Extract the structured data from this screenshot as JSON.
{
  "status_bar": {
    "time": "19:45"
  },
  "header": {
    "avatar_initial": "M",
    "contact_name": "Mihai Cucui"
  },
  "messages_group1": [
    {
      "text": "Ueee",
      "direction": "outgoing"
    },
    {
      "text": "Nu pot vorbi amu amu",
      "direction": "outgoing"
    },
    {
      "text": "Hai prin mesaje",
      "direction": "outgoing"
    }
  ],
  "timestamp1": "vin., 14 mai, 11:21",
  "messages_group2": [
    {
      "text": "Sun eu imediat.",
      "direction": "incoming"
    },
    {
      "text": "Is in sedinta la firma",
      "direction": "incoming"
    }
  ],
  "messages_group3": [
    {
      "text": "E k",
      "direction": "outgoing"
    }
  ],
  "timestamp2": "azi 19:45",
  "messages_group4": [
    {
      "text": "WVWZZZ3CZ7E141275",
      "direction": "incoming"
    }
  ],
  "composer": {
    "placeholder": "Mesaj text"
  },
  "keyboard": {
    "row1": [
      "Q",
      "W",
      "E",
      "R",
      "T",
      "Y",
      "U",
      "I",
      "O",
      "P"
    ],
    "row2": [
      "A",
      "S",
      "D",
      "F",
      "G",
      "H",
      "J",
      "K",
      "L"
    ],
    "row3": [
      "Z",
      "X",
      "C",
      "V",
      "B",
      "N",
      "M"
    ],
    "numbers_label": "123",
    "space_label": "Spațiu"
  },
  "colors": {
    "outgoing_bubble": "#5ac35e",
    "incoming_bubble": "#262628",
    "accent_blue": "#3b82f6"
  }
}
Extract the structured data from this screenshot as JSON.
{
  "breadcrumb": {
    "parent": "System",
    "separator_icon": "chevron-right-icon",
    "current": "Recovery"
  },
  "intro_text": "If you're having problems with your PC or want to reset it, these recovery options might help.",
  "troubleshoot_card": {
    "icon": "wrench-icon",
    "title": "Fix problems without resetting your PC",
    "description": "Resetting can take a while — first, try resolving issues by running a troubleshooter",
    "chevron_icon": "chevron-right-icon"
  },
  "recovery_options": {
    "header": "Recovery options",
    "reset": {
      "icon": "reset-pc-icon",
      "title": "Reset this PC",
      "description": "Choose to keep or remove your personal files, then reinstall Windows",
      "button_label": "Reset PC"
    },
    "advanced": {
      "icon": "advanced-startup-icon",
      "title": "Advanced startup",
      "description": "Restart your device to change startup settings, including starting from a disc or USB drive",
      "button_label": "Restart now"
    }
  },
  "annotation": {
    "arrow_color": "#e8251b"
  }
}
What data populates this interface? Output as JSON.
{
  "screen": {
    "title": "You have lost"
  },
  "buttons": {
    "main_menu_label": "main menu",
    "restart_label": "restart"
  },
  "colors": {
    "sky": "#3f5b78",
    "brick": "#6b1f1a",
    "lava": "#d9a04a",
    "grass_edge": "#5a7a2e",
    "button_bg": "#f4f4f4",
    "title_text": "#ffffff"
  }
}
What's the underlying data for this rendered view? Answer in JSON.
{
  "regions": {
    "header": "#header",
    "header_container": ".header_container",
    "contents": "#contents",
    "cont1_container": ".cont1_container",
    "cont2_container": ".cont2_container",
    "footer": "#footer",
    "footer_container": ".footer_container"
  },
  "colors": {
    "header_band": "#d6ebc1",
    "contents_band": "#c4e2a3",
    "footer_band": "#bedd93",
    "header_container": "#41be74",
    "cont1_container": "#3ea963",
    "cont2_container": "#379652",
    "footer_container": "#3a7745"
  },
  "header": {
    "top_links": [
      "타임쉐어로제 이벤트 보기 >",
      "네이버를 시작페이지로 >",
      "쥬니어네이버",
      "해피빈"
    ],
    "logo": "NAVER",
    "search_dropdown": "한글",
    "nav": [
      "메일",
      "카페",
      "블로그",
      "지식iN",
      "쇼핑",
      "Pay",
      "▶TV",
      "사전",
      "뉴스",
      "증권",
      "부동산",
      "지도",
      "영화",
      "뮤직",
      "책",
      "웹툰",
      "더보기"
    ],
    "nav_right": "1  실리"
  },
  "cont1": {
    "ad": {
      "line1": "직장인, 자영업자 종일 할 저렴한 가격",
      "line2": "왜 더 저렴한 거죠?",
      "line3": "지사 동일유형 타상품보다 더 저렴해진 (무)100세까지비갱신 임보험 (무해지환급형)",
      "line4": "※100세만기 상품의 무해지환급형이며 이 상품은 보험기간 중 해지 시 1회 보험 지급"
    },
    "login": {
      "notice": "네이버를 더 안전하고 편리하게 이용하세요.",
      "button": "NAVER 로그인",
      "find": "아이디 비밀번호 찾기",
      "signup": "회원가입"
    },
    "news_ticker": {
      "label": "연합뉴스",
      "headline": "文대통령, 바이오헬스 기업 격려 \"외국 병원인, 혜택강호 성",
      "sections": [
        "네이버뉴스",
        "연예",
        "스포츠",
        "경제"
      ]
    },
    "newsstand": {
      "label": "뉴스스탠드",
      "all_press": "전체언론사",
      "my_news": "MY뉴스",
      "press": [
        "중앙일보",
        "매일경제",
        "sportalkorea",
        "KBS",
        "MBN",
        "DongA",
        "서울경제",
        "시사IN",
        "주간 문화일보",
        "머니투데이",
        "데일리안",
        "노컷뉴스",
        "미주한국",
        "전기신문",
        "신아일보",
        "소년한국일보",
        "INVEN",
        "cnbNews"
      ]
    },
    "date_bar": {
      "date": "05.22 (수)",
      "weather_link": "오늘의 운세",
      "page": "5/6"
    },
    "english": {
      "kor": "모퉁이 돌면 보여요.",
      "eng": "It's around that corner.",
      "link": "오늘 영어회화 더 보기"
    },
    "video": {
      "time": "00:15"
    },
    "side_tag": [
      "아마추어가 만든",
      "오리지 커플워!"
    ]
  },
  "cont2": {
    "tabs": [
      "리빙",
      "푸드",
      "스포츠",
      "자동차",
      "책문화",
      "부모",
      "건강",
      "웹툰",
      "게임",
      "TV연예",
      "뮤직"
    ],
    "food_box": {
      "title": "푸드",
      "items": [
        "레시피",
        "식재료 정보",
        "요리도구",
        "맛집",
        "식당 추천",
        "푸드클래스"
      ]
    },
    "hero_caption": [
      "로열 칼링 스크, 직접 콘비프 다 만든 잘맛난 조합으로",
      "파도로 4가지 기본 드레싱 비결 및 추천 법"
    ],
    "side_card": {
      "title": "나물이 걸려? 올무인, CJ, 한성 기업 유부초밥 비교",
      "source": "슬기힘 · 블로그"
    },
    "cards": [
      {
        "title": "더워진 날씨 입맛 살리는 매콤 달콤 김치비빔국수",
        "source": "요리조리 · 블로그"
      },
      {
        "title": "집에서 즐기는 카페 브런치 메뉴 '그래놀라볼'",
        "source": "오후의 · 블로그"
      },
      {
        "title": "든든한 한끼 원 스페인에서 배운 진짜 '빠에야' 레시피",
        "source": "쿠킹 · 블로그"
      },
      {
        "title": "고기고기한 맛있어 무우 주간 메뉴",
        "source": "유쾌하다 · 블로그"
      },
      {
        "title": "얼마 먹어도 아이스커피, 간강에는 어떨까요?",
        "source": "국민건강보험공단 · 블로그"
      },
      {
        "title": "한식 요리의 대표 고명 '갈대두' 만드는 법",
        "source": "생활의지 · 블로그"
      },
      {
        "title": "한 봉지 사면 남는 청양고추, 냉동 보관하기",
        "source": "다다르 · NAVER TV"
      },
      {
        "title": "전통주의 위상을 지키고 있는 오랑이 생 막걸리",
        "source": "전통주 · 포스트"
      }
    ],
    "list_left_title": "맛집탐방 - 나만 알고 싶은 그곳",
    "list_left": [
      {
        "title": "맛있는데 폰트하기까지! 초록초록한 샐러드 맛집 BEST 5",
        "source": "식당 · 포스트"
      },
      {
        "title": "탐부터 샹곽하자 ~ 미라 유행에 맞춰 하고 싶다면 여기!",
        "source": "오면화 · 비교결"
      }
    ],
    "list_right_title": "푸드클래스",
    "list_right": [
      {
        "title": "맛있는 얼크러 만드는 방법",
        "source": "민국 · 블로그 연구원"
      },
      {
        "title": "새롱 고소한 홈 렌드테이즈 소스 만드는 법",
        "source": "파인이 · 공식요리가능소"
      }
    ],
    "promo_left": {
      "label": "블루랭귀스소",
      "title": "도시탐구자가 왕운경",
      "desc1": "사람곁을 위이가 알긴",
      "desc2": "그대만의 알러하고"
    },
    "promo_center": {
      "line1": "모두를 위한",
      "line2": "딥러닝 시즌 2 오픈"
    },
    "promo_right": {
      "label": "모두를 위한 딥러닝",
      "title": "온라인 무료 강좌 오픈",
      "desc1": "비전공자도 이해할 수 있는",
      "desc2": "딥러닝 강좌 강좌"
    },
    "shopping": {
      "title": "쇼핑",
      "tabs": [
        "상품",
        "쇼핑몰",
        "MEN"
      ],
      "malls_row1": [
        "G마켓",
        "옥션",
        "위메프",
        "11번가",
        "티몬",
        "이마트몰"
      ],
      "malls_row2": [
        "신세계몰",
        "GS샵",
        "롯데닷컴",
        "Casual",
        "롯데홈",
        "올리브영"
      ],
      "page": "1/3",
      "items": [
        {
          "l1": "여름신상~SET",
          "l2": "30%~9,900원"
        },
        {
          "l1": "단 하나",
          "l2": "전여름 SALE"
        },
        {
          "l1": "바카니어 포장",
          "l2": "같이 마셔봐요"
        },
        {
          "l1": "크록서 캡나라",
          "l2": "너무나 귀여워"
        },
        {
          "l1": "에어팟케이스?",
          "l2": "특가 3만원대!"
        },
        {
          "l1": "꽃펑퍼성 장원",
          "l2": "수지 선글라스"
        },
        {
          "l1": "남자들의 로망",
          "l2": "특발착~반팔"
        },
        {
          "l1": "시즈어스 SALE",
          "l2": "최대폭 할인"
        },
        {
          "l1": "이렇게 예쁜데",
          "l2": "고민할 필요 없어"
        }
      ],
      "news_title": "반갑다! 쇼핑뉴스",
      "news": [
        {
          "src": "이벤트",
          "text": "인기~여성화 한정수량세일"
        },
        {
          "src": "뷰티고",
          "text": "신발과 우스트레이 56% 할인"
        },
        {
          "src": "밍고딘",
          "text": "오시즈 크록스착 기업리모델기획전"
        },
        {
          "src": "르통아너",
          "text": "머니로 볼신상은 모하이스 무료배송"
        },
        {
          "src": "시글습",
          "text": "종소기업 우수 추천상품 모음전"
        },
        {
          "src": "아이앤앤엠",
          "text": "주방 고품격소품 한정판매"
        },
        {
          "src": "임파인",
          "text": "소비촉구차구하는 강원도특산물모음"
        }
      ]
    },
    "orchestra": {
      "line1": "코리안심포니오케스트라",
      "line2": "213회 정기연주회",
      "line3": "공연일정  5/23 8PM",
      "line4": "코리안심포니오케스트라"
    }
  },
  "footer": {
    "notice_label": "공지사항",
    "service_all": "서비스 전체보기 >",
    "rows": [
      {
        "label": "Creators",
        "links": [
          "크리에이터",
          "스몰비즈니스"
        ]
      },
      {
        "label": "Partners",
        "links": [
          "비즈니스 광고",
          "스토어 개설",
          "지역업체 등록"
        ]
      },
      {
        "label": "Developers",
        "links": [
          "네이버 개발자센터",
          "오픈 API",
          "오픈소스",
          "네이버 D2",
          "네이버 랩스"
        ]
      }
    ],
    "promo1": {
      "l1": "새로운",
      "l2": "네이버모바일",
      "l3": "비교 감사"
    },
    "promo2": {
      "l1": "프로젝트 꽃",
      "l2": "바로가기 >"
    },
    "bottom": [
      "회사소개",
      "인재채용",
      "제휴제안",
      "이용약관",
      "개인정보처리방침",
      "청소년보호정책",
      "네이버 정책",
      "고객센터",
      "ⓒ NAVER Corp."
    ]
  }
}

*The task*: Copy, from the material, each line that holds the string "startup".

*Right answer*:
      "icon": "advanced-startup-icon",
      "title": "Advanced startup",
      "description": "Restart your device to change startup settings, including starting from a disc or USB drive",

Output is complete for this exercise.